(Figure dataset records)
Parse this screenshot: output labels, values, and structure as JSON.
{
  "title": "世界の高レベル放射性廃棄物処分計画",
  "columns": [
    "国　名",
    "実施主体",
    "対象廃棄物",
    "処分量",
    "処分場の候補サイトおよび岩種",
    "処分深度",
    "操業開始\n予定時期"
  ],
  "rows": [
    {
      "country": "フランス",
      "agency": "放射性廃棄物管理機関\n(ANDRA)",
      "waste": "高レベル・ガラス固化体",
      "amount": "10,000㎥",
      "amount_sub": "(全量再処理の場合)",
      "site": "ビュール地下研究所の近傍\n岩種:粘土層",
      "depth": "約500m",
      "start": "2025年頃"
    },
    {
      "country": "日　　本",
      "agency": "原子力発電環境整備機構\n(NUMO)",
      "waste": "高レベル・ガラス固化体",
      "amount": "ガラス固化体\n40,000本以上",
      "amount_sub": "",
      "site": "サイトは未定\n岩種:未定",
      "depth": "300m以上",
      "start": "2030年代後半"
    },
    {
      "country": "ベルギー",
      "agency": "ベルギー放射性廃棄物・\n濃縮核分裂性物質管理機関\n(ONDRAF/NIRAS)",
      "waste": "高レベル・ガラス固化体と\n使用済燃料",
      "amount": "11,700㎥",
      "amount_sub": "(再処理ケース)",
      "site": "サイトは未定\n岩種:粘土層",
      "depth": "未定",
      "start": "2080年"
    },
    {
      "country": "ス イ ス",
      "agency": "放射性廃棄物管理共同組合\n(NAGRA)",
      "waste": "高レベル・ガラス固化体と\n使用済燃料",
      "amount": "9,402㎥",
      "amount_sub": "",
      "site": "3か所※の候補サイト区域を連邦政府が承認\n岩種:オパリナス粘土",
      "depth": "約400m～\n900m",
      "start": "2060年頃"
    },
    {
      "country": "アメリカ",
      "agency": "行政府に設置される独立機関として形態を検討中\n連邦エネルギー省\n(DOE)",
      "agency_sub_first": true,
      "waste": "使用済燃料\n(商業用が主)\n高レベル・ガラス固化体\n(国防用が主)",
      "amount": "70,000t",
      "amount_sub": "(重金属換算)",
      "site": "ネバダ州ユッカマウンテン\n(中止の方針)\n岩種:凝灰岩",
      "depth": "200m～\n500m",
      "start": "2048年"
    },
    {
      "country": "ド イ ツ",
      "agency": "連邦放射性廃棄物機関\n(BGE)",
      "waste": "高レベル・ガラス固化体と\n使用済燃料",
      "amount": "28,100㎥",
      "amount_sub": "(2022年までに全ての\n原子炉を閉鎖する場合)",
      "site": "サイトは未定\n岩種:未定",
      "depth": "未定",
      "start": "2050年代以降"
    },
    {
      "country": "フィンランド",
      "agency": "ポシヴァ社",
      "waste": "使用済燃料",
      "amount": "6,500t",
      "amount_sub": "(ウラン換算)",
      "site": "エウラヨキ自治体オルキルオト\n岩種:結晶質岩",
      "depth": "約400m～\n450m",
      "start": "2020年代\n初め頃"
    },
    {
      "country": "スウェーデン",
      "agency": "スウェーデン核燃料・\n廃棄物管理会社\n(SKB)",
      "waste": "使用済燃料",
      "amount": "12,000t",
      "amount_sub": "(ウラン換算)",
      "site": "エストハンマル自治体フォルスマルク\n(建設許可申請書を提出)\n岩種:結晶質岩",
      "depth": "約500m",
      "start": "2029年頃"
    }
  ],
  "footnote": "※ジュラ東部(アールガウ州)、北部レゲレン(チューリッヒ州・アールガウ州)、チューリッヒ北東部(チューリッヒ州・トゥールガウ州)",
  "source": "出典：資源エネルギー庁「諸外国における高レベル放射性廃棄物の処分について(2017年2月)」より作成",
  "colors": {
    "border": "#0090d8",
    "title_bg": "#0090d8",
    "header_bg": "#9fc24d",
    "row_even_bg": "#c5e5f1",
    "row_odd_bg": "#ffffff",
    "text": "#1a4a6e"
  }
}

■ Problem details
Take every line from the data that contains the word "結晶質岩".

■ Result of the exercise
      "site": "エウラヨキ自治体オルキルオト\n岩種:結晶質岩",
      "site": "エストハンマル自治体フォルスマルク\n(建設許可申請書を提出)\n岩種:結晶質岩",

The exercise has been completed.